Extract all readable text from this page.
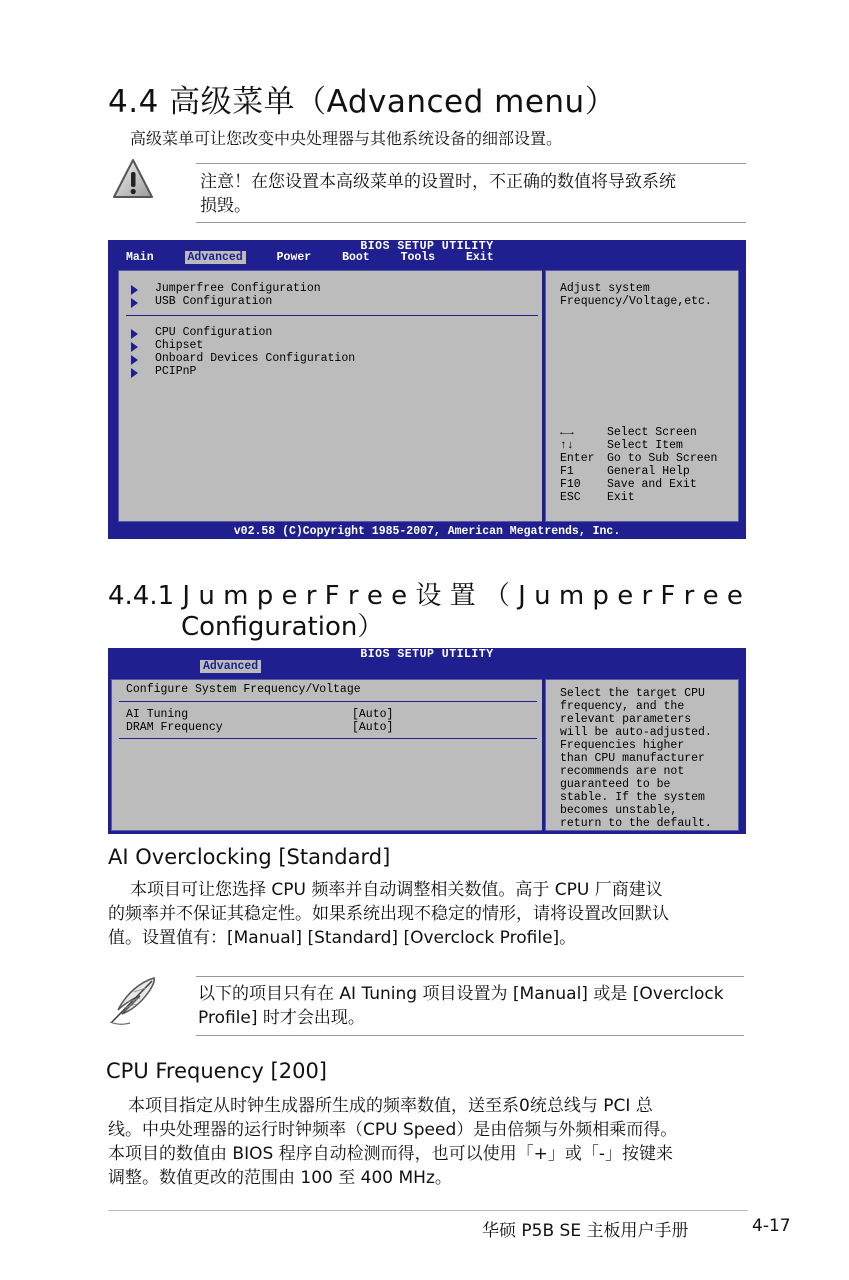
4.4 高级菜单（Advanced menu）
高级菜单可让您改变中央处理器与其他系统设备的细部设置。
注意！在您设置本高级菜单的设置时，不正确的数值将导致系统
损毁。
BIOS SETUP UTILITY
Main	Advanced	Power	Boot	Tools	Exit
Jumperfree Configuration
USB Configuration
CPU Configuration
Chipset
Onboard Devices Configuration
PCIPnP
Adjust system
Frequency/Voltage,etc.
←→	Select Screen
↑↓	Select Item
Enter Go to Sub Screen
F1	General Help
F10 Save and Exit
ESC Exit
v02.58 (C)Copyright 1985-2007, American Megatrends, Inc.
4.4.1 J u m p e r F r e e 设 置 （ J u m p e r F r e e
Configuration）
BIOS SETUP UTILITY
Advanced
Configure System Frequency/Voltage
AI Tuning	[Auto]
DRAM Frequency	[Auto]
Select the target CPU
frequency, and the
relevant parameters
will be auto-adjusted.
Frequencies higher
than CPU manufacturer
recommends are not
guaranteed to be
stable. If the system
becomes unstable,
return to the default.
AI Overclocking [Standard]
本项目可让您选择 CPU 频率并自动调整相关数值。高于 CPU 厂商建议
的频率并不保证其稳定性。如果系统出现不稳定的情形，请将设置改回默认
值。设置值有：[Manual] [Standard] [Overclock Profile]。
以下的项目只有在 AI Tuning 项目设置为 [Manual] 或是 [Overclock
Profile] 时才会出现。
CPU Frequency [200]
本项目指定从时钟生成器所生成的频率数值，送至系0统总线与 PCI 总
线。中央处理器的运行时钟频率（CPU Speed）是由倍频与外频相乘而得。
本项目的数值由 BIOS 程序自动检测而得，也可以使用「+」或「-」按键来
调整。数值更改的范围由 100 至 400 MHz。
华硕 P5B SE 主板用户手册	4-17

◆ Task brief: Only lines that contain the word "Standard" are wanted; copy each of them.

◆ Output:
AI Overclocking [Standard]
值。设置值有：[Manual] [Standard] [Overclock Profile]。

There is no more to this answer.